JOB
Return each entry exactly, omitting nothing.
◇ ◇ ◇ ◇ ◇
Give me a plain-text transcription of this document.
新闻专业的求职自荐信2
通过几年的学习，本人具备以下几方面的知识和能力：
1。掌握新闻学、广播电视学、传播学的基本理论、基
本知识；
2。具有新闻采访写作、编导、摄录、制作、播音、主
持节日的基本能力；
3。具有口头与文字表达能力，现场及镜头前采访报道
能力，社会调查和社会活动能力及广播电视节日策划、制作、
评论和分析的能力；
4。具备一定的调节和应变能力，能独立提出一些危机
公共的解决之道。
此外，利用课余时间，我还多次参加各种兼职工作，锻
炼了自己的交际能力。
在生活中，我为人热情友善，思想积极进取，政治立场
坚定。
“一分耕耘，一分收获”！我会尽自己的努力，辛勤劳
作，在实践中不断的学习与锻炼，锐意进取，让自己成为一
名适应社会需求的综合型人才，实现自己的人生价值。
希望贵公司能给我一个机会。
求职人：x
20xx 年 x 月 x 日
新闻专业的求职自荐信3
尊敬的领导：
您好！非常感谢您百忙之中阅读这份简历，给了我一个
◇ ◇ ◇ ◇ ◇
REPLY
Give me a plain-text transcription of this document.
新闻专业的求职自荐信2
通过几年的学习，本人具备以下几方面的知识和能力：
1。掌握新闻学、广播电视学、传播学的基本理论、基
本知识；
2。具有新闻采访写作、编导、摄录、制作、播音、主
持节日的基本能力；
3。具有口头与文字表达能力，现场及镜头前采访报道
能力，社会调查和社会活动能力及广播电视节日策划、制作、
评论和分析的能力；
4。具备一定的调节和应变能力，能独立提出一些危机
公共的解决之道。
此外，利用课余时间，我还多次参加各种兼职工作，锻
炼了自己的交际能力。
在生活中，我为人热情友善，思想积极进取，政治立场
坚定。
“一分耕耘，一分收获”！我会尽自己的努力，辛勤劳
作，在实践中不断的学习与锻炼，锐意进取，让自己成为一
名适应社会需求的综合型人才，实现自己的人生价值。
希望贵公司能给我一个机会。
求职人：x
20xx 年 x 月 x 日
新闻专业的求职自荐信3
尊敬的领导：
您好！非常感谢您百忙之中阅读这份简历，给了我一个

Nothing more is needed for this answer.